• [TANTANGAN 1]: Ganti "partisipatif" dengan "partisipatoris" pada bagian teks tentang negara kesejahteraan, mulai dari "merumuskan sejatinya Indonesia" sampai dengan "welfare state).", lalu tuliskan bagian itu.
• [TANTANGAN 2]: Masukkan baris-baris catatan ke dalam daftar bernomor tanpa baris kosong, mulai dari awal catatan sampai dengan baris yang memuat "legend-swatch-marker bbox=[457, 72, 467, 82]".

------ TEKS YANG DIBERIKAN

Kebijakan (Me) Rakyat
Negara kesejahteraan (wefare state), faham berbangsa yang terasa masih
telanjang. Adalah gotong-royong spirit tulen
Indonesia dalam berbangsa ditengah nasionalisme kebhinekaan (plular
nationalism) atau kini bersama kita (bersama kita bisa ala Sby). Akankah nilai
tersebut menjadi modal pembangunan sosial dan ekonomi gotong-royong diantara
perseteruan kepentingan bangsa (nation interes) dan kepentingan diri/kelompok
(private/group interes) dalam ekonomi.
Sekadar mengingat kembali konstitusi yang
digagas para founding father, Pasal 33 dan Pasal 34, UUD 1945 dengan gamblangnya memuat flatform “kesejahteraan
social”. Sistem ekonomi gotong-royong/demokrasi ekonomi --ekonomi yang dilaksanakan secara
gotong-royong untuk kepentingan bersama (koperasi)-- dan sistem pembangunan social –-jaminan pemenuhan
kebutuhan dasar dan hak warga negara-- menjadi pilihan Indonesia dalam
mewujudkan negara kesejahteraan (welfare state), DR. Suharto (2005)
merumuskan sejatinya Indonesia merupakan berfaham negara kesejahteraan (welfare
state) dengan model negara kesejahteraan partisipatif (partisipatory
welfare state).
Antara
Penegakan dan Korupsi
Prioritas tahun 2006 pemerintahan
Sby-Kalla adalah wajib belajar 9 tahun dan 20% anggaran untuk pendidikan, bebas
biaya pendidikan untuk keluarga miskin dan tidak mampu, melebarkan lapangan
kerja (kompas 20/10/2005). Tujuan
kebijakan yang saya piker cerdas, sangat berjiwa kerakyatan sebagaimana spicker
berteori bahwa negara kesejahteraan (welfare state) merupakan sistem
kesejahteraan social (social welfare system) , dimana peran terpenting
negara (pemerintah) mengalokasikan dan mendistribusikan dana publik untuk
memenuhi kebutuhan dasar (basic needs) rakyat.

------------
------ CATATAN UNTUK DIOLAH

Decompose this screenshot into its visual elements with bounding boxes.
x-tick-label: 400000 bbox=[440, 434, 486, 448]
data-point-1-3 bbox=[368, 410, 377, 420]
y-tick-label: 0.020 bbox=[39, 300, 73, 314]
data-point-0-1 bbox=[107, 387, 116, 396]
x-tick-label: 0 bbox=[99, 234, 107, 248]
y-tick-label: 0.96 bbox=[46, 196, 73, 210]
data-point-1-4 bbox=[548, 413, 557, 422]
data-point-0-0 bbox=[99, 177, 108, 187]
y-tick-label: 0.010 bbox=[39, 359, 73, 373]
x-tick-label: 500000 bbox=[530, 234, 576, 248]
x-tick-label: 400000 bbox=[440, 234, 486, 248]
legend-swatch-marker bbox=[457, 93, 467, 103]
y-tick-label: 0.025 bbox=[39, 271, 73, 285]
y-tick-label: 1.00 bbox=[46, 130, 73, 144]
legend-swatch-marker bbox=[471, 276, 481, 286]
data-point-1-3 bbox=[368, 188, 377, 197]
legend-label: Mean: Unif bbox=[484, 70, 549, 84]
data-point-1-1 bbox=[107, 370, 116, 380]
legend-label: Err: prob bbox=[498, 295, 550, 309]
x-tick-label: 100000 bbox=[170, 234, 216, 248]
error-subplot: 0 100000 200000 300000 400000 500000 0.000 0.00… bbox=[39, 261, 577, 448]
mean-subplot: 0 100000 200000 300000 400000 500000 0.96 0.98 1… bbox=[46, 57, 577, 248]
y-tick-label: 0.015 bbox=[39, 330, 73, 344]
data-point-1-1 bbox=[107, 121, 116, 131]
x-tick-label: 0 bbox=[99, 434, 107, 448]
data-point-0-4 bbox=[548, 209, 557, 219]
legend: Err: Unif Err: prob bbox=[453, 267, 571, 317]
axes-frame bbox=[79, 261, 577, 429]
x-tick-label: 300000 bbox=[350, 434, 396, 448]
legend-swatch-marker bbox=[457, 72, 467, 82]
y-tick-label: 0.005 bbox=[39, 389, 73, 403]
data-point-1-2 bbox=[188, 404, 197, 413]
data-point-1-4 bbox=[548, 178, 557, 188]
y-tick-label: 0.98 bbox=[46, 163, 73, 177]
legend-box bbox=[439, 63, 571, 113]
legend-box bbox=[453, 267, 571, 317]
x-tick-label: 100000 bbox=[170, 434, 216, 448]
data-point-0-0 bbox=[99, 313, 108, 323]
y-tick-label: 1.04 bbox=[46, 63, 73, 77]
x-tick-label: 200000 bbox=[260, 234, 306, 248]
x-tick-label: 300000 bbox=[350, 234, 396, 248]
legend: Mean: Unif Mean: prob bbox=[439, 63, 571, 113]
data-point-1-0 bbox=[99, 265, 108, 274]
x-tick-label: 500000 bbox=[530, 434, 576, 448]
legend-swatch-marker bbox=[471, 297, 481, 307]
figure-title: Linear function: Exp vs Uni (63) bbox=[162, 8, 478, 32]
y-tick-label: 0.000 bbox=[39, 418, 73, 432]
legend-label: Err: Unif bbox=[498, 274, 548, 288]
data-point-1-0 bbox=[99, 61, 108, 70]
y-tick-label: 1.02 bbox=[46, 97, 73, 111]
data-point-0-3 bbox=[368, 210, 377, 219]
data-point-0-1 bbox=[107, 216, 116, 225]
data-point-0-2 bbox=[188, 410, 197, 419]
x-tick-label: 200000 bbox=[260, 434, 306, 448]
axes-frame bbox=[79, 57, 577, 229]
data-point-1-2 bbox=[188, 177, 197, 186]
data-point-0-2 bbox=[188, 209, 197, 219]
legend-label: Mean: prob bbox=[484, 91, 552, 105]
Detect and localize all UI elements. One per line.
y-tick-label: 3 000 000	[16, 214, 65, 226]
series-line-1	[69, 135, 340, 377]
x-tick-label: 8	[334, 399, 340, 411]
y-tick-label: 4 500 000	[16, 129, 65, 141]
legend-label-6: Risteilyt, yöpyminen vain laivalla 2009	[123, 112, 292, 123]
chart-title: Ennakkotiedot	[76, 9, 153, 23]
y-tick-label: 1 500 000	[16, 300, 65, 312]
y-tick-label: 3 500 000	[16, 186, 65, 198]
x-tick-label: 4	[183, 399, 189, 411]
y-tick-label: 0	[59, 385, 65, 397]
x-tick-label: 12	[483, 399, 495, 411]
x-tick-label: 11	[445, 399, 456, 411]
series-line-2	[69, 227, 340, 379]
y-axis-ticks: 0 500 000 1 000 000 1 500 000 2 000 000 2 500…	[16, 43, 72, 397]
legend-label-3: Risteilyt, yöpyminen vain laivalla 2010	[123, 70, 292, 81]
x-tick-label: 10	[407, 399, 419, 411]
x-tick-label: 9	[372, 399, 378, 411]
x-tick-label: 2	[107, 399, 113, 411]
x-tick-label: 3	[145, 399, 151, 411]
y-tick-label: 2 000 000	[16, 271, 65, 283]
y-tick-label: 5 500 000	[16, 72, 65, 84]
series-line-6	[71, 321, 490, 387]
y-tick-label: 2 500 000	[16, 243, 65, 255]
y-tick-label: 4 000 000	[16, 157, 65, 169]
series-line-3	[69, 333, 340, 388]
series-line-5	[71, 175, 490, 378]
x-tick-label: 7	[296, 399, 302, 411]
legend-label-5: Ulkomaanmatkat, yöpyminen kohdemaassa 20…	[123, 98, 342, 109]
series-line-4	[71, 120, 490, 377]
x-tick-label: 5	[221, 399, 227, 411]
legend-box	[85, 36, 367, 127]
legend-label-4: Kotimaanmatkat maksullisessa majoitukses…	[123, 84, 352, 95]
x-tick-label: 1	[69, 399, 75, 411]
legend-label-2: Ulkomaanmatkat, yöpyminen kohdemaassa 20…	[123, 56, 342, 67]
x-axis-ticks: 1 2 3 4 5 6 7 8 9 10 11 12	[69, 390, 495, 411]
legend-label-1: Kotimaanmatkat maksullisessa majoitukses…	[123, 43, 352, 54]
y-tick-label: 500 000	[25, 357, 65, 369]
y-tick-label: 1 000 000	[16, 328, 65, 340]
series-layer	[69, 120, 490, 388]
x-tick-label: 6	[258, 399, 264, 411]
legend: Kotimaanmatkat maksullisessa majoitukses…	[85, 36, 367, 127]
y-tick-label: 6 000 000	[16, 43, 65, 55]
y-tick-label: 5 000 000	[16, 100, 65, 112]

------------

• [PENYELESAIAN SOAL 1]:
merumuskan sejatinya Indonesia merupakan berfaham negara kesejahteraan (welfare
state) dengan model negara kesejahteraan partisipatoris (partisipatory
welfare state).

• [PENYELESAIAN SOAL 2]:
1. Decompose this screenshot into its visual elements with bounding boxes.
2. x-tick-label: 400000 bbox=[440, 434, 486, 448]
3. data-point-1-3 bbox=[368, 410, 377, 420]
4. y-tick-label: 0.020 bbox=[39, 300, 73, 314]
5. data-point-0-1 bbox=[107, 387, 116, 396]
6. x-tick-label: 0 bbox=[99, 234, 107, 248]
7. y-tick-label: 0.96 bbox=[46, 196, 73, 210]
8. data-point-1-4 bbox=[548, 413, 557, 422]
9. data-point-0-0 bbox=[99, 177, 108, 187]
10. y-tick-label: 0.010 bbox=[39, 359, 73, 373]
11. x-tick-label: 500000 bbox=[530, 234, 576, 248]
12. x-tick-label: 400000 bbox=[440, 234, 486, 248]
13. legend-swatch-marker bbox=[457, 93, 467, 103]
14. y-tick-label: 0.025 bbox=[39, 271, 73, 285]
15. y-tick-label: 1.00 bbox=[46, 130, 73, 144]
16. legend-swatch-marker bbox=[471, 276, 481, 286]
17. data-point-1-3 bbox=[368, 188, 377, 197]
18. legend-label: Mean: Unif bbox=[484, 70, 549, 84]
19. data-point-1-1 bbox=[107, 370, 116, 380]
20. legend-label: Err: prob bbox=[498, 295, 550, 309]
21. x-tick-label: 100000 bbox=[170, 234, 216, 248]
22. error-subplot: 0 100000 200000 300000 400000 500000 0.000 0.00… bbox=[39, 261, 577, 448]
23. mean-subplot: 0 100000 200000 300000 400000 500000 0.96 0.98 1… bbox=[46, 57, 577, 248]
24. y-tick-label: 0.015 bbox=[39, 330, 73, 344]
25. data-point-1-1 bbox=[107, 121, 116, 131]
26. x-tick-label: 0 bbox=[99, 434, 107, 448]
27. data-point-0-4 bbox=[548, 209, 557, 219]
28. legend: Err: Unif Err: prob bbox=[453, 267, 571, 317]
29. axes-frame bbox=[79, 261, 577, 429]
30. x-tick-label: 300000 bbox=[350, 434, 396, 448]
31. legend-swatch-marker bbox=[457, 72, 467, 82]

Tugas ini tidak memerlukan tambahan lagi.